**Work to complete**
Find how many lines in the material hold the word "bottom", then state that number and nothing more.

**Dataset records**
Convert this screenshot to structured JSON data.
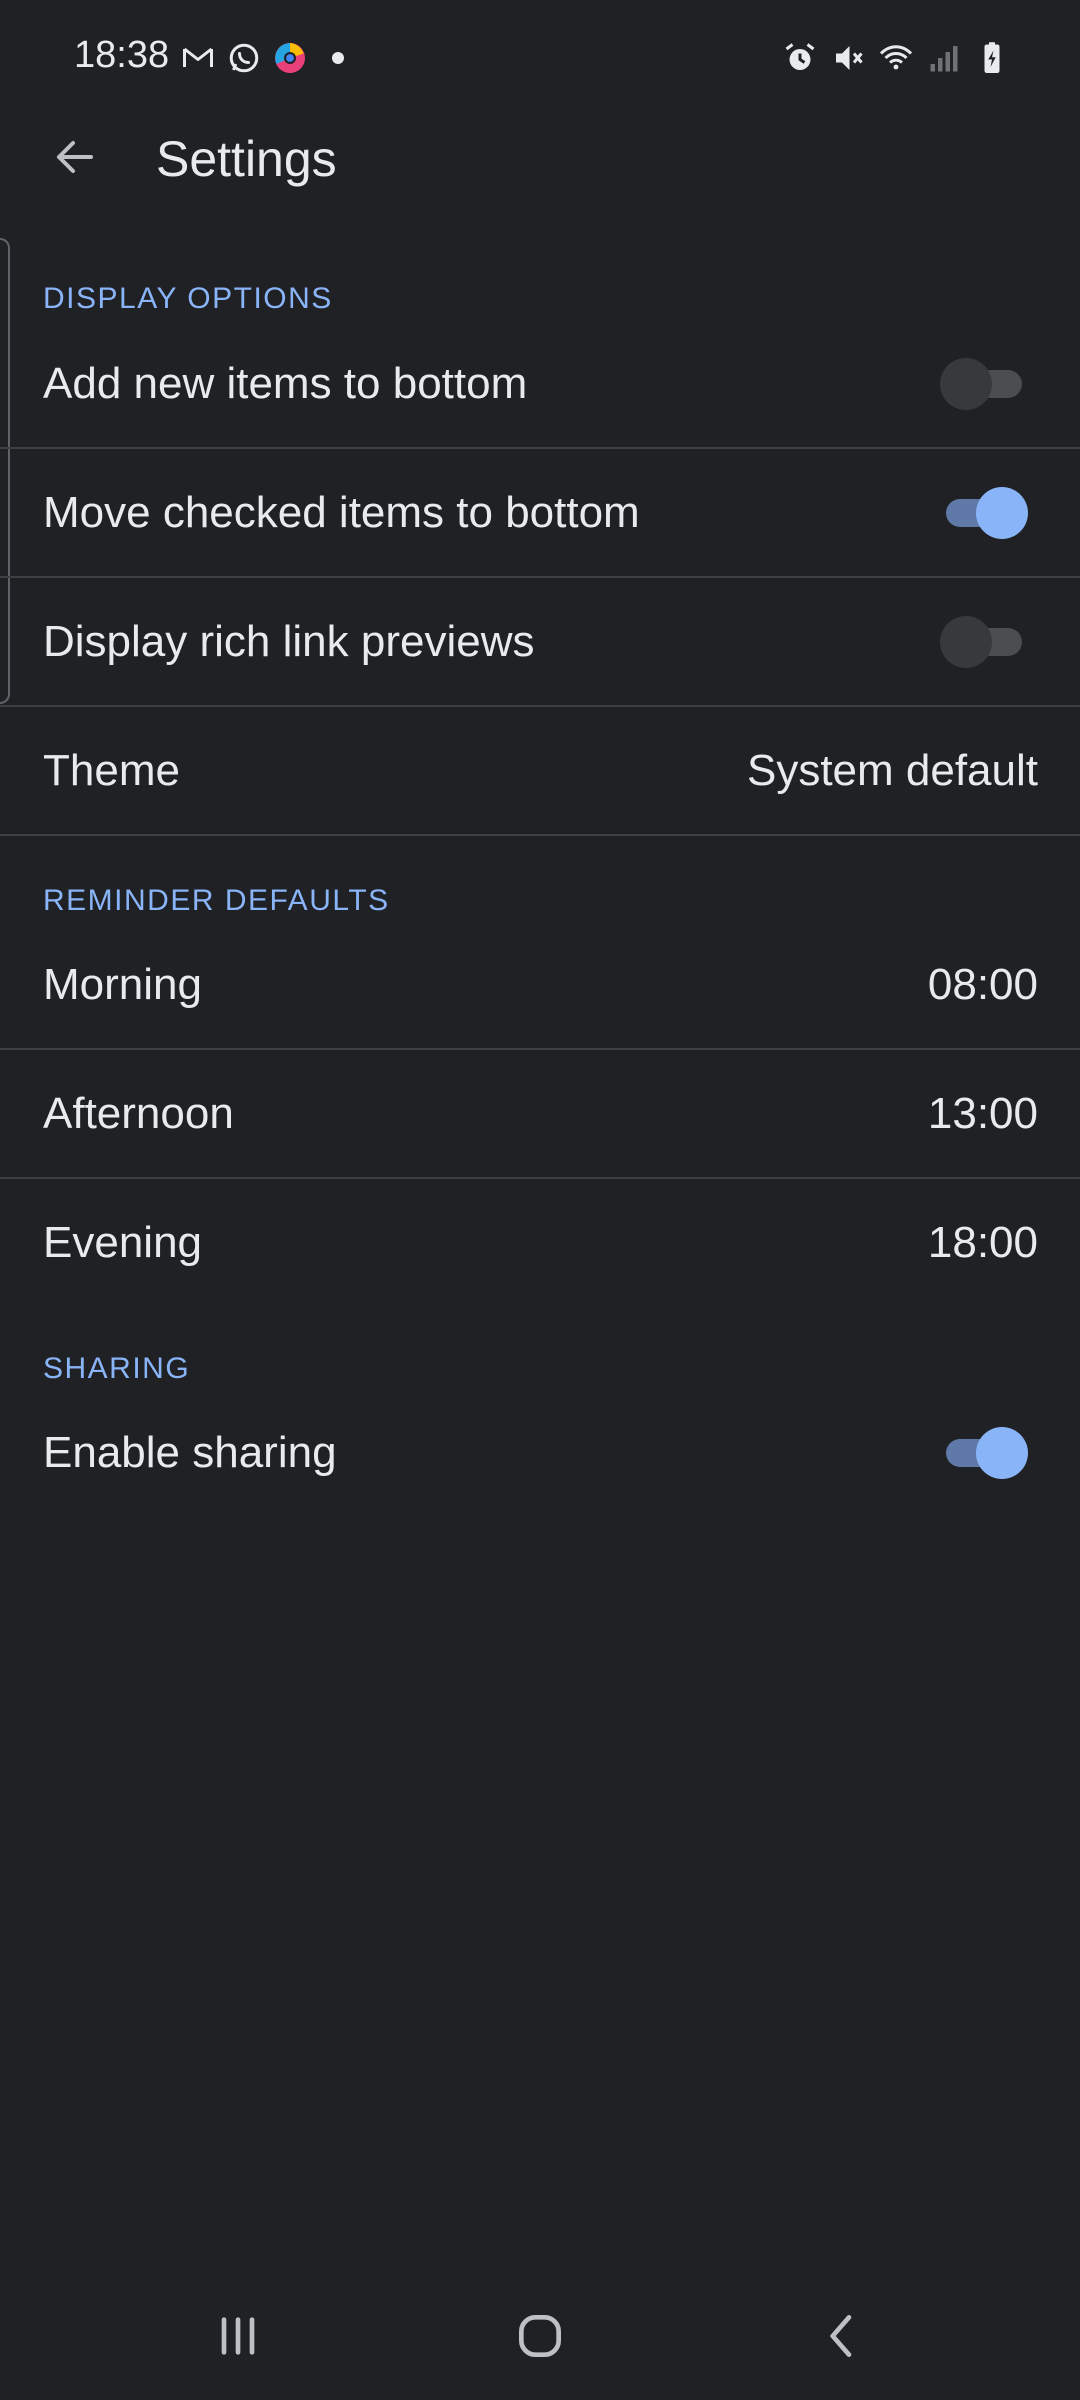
{
  "status_bar": {
    "time": "18:38",
    "left_icons": [
      "gmail-icon",
      "whatsapp-icon",
      "chrome-like-app-icon",
      "notification-dot-icon"
    ],
    "right_icons": [
      "alarm-icon",
      "mute-icon",
      "wifi-icon",
      "signal-icon",
      "battery-charging-icon"
    ]
  },
  "app_bar": {
    "title": "Settings",
    "back_icon": "arrow-back-icon"
  },
  "display_options": {
    "header": "DISPLAY OPTIONS",
    "items": [
      {
        "label": "Add new items to bottom",
        "toggle": false
      },
      {
        "label": "Move checked items to bottom",
        "toggle": true
      },
      {
        "label": "Display rich link previews",
        "toggle": false
      }
    ]
  },
  "theme": {
    "label": "Theme",
    "value": "System default"
  },
  "reminder_defaults": {
    "header": "REMINDER DEFAULTS",
    "items": [
      {
        "label": "Morning",
        "value": "08:00"
      },
      {
        "label": "Afternoon",
        "value": "13:00"
      },
      {
        "label": "Evening",
        "value": "18:00"
      }
    ]
  },
  "sharing": {
    "header": "SHARING",
    "items": [
      {
        "label": "Enable sharing",
        "toggle": true
      }
    ]
  },
  "nav_bar": {
    "buttons": [
      "recents-icon",
      "home-icon",
      "back-icon"
    ]
  },
  "colors": {
    "background": "#202124",
    "accent": "#8ab4f8",
    "text": "#e8eaed",
    "divider": "#3c4043"
  }
}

**Task output**
2